* _Tasks_:
a – In the gastroscopy thread below, shorten the paragraph that begins "I have never been in the hospital" while keeping its main facts.
b – Resume the gastroscopy thread below from the point where it stops.

╭─ Text passage

# Gastroscopy tomorrow



## Alesis (Jun 23, 2007)

Hello everyone!I am going for a gastroscopy (aka EGD) tomorrow. I am excited and scared out of my mind at the same time.







I have never been in the hospital for any kind of procedure before. I've read over my sheet a zillion times and am following the instructions to the letter.I'm just looking for support and any last-minute suggestions. Best,A.


----------



## firstone (Jul 21, 2007)

Gastroscopy is not bad, just follow the instructions they give you and you should be fine... You might feel a little sore throat for the next couple of days so eat bland foods... other than that, your good...Best of luck!


----------



## Alesis (Jun 23, 2007)

╰─
╭─ Supplied entries

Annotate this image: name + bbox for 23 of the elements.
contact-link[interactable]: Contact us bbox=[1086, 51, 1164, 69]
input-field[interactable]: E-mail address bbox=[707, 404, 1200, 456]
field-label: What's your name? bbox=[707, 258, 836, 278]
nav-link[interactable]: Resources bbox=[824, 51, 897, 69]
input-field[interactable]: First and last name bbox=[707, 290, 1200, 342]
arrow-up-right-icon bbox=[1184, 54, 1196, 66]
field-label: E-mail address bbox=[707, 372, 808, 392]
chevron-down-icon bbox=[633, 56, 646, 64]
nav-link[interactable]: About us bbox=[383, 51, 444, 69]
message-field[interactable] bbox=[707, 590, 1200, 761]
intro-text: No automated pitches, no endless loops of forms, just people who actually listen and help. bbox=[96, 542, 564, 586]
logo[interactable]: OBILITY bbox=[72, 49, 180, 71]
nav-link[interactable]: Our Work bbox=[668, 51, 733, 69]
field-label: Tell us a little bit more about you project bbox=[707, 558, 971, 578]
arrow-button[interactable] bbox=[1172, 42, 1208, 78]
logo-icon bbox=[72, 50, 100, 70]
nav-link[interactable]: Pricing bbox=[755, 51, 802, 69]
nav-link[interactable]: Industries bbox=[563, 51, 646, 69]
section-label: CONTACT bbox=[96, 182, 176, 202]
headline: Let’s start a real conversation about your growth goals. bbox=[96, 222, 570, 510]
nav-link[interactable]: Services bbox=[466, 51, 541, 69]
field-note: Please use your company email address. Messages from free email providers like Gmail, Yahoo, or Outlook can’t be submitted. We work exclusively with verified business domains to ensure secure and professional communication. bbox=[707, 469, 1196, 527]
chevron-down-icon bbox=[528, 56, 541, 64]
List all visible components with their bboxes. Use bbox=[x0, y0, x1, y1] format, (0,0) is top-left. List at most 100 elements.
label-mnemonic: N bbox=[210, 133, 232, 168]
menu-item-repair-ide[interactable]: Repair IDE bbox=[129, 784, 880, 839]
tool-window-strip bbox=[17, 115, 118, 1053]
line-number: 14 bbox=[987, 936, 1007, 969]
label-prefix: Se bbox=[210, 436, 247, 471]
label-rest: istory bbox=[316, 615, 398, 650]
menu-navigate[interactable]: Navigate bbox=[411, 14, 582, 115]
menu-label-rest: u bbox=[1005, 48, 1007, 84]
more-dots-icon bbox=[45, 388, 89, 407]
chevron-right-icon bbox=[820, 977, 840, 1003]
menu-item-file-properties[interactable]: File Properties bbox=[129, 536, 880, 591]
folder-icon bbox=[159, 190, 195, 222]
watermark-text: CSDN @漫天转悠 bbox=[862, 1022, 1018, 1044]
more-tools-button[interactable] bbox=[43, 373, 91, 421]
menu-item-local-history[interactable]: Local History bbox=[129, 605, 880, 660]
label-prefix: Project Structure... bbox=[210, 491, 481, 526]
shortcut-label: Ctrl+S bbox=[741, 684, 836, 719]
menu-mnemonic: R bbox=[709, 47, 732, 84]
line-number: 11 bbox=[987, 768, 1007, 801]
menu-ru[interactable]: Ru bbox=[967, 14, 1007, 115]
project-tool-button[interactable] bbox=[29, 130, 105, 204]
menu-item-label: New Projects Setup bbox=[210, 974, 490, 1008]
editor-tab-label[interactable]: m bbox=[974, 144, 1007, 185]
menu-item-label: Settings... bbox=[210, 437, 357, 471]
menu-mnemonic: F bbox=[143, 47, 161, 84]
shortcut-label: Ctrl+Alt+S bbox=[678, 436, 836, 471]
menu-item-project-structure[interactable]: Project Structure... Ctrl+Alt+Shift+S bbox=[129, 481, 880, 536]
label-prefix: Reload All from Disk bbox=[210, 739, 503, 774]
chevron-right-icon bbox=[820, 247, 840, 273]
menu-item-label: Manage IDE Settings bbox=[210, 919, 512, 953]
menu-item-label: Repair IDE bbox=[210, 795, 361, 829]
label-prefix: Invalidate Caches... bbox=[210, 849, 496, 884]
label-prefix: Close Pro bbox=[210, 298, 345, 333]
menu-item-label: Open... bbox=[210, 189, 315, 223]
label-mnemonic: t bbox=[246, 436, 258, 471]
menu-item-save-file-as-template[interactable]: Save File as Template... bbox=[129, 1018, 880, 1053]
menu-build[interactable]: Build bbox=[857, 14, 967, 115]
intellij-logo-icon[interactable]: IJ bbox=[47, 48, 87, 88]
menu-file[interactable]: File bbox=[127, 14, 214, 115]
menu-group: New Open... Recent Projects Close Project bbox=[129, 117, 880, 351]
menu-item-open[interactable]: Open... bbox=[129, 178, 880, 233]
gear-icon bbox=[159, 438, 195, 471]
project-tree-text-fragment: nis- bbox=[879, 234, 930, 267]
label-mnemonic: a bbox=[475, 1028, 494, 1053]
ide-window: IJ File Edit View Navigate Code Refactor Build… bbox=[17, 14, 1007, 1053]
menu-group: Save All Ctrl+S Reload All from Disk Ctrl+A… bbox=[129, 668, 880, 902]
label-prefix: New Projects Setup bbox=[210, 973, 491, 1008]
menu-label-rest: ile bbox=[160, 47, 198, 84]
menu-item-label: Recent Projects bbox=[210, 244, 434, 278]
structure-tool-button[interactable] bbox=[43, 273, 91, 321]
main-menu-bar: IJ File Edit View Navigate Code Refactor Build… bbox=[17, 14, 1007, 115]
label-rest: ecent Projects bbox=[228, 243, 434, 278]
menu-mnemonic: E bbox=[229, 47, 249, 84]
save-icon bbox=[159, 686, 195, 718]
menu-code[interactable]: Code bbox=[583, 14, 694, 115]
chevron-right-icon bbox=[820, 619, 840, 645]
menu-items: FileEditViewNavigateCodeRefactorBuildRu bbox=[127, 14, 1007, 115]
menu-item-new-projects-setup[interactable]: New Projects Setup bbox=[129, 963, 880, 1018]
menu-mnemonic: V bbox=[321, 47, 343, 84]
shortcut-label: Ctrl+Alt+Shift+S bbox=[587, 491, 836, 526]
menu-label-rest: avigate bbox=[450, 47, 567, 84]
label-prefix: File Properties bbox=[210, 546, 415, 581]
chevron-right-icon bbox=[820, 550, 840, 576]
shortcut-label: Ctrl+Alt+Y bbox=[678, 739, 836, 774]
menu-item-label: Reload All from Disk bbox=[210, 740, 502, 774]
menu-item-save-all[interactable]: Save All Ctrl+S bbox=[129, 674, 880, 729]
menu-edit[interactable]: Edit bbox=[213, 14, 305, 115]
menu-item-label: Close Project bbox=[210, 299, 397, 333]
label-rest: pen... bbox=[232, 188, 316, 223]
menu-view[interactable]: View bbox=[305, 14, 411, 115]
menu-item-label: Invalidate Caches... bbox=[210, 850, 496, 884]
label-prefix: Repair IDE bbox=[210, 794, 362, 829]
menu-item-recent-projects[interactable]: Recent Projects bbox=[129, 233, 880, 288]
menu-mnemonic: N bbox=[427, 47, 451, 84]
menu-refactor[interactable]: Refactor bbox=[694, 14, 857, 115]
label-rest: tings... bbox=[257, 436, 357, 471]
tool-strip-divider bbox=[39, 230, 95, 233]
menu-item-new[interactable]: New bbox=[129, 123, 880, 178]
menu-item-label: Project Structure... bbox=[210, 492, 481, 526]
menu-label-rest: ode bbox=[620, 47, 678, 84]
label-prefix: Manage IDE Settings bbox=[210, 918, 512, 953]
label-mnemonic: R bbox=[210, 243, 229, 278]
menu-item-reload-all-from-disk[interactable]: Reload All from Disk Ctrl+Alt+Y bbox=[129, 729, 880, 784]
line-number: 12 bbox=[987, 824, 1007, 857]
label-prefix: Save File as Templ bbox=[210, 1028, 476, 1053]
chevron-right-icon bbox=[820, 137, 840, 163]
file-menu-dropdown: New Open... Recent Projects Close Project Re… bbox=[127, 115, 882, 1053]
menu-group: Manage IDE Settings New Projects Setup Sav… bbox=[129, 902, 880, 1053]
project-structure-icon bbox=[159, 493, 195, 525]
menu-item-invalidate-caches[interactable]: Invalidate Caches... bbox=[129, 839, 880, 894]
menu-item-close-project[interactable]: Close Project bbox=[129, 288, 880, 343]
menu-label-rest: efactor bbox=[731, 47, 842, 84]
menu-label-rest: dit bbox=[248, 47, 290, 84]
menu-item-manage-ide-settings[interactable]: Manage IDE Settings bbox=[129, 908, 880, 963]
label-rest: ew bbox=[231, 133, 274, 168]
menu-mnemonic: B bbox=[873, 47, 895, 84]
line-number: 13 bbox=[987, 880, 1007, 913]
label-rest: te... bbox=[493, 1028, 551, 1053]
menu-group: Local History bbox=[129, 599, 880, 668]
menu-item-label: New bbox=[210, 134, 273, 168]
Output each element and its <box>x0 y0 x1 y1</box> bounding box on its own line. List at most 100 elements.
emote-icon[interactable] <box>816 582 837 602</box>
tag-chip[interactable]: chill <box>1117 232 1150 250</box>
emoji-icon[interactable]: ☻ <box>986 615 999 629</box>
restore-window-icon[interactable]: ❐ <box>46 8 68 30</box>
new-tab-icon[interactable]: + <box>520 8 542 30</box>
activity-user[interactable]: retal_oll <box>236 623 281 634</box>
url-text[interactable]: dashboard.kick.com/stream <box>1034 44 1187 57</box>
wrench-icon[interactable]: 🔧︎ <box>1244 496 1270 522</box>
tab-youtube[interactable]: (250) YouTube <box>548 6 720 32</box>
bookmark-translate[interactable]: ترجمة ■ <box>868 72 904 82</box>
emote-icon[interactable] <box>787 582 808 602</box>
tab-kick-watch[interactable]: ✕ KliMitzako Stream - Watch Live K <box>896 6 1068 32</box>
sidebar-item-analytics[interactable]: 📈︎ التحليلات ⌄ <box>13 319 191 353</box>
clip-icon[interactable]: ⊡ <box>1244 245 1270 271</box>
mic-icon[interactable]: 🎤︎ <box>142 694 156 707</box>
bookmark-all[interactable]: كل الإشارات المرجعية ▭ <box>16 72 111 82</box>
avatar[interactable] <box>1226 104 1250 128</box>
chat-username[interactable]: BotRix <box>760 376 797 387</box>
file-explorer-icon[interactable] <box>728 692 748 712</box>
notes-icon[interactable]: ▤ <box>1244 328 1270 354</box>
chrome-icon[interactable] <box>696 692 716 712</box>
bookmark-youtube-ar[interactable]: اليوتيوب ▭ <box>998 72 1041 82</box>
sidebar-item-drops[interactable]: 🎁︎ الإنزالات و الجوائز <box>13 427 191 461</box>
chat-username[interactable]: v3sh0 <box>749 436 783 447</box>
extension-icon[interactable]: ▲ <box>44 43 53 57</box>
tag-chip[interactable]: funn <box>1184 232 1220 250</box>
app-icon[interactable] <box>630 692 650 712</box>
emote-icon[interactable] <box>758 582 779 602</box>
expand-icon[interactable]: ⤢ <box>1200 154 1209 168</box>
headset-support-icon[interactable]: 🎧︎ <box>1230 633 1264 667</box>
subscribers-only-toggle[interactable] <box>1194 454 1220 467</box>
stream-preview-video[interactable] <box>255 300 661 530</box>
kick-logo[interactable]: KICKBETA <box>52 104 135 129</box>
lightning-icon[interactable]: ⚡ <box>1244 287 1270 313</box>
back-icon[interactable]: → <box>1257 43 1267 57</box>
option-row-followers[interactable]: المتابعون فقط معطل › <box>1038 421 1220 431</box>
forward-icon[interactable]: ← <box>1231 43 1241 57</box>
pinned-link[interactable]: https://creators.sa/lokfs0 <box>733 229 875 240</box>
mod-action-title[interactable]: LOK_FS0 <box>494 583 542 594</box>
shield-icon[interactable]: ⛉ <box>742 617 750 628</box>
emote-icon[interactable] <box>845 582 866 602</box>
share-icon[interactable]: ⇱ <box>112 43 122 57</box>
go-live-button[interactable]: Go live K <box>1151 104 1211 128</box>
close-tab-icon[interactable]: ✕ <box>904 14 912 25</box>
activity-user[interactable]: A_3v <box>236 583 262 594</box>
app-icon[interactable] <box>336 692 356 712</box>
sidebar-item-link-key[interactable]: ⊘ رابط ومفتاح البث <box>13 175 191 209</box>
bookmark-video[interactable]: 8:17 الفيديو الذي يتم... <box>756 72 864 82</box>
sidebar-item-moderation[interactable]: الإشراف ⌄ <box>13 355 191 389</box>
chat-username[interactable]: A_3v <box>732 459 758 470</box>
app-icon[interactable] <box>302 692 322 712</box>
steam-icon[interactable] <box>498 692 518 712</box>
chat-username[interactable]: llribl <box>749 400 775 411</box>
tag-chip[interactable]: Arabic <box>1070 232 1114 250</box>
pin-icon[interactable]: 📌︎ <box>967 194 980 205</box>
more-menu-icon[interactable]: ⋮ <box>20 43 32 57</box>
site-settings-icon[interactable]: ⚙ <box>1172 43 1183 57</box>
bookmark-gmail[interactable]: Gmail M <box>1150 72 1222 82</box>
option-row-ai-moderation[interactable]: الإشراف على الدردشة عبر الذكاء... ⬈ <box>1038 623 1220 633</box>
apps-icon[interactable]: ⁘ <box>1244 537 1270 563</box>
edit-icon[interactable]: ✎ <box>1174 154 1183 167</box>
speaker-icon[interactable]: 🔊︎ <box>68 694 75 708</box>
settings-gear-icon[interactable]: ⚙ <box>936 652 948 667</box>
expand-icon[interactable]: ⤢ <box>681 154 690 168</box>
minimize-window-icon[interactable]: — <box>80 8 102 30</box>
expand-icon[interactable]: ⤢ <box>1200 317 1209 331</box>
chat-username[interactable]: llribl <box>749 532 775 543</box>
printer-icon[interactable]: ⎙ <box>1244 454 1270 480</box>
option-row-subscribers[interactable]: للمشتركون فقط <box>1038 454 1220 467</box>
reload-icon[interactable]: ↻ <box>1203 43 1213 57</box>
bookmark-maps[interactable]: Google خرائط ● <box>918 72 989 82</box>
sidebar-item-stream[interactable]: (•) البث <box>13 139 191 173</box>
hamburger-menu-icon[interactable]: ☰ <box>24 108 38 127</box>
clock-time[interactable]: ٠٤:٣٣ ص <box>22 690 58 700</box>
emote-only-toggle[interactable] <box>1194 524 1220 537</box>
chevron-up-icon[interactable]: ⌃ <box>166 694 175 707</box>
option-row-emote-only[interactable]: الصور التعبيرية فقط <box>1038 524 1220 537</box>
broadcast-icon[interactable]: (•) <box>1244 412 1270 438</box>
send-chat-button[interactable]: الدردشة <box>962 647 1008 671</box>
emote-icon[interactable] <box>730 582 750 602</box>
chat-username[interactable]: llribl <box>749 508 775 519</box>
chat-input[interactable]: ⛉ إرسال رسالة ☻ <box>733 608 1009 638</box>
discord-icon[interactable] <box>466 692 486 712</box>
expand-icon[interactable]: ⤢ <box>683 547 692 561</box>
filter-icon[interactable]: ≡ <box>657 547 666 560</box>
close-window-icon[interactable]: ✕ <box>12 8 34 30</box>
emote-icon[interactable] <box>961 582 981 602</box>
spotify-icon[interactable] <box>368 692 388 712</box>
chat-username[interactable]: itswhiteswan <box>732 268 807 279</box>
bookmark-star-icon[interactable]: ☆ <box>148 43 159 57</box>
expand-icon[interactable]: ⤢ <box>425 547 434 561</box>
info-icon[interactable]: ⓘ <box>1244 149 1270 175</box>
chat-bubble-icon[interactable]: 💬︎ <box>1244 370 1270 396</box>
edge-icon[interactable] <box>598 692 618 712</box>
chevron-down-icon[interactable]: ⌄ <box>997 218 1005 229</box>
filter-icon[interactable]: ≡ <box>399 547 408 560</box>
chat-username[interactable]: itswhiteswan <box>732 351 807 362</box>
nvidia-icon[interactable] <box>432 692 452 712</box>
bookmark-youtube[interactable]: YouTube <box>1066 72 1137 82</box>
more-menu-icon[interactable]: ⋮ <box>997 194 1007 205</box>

╰─

* _Exercise answers_:
a – The writer has never been in the hospital for any procedure, has reread the instruction sheet many times and is following it exactly, and is asking for support and last-minute suggestions.

b –
firstone said:


> Gastroscopy is not bad, just follow the instructions they give you and you should be fine... You might feel a little sore throat for the next couple of days so eat bland foods... other than that, your good...Best of luck!


Thank you A.


----------



## Alesis (Jun 23, 2007)

Hello everyone:I just wanted to let you know that my test went fine. I slept through the entire procedure.My GI doc found mild esophagitis (sp?) and strictures. He stretched my esophagus and is doubling my Nexium dosage.I'm still somewhat under the influence of the meds they gave me, so I am going to take it easy tonight.Best,A.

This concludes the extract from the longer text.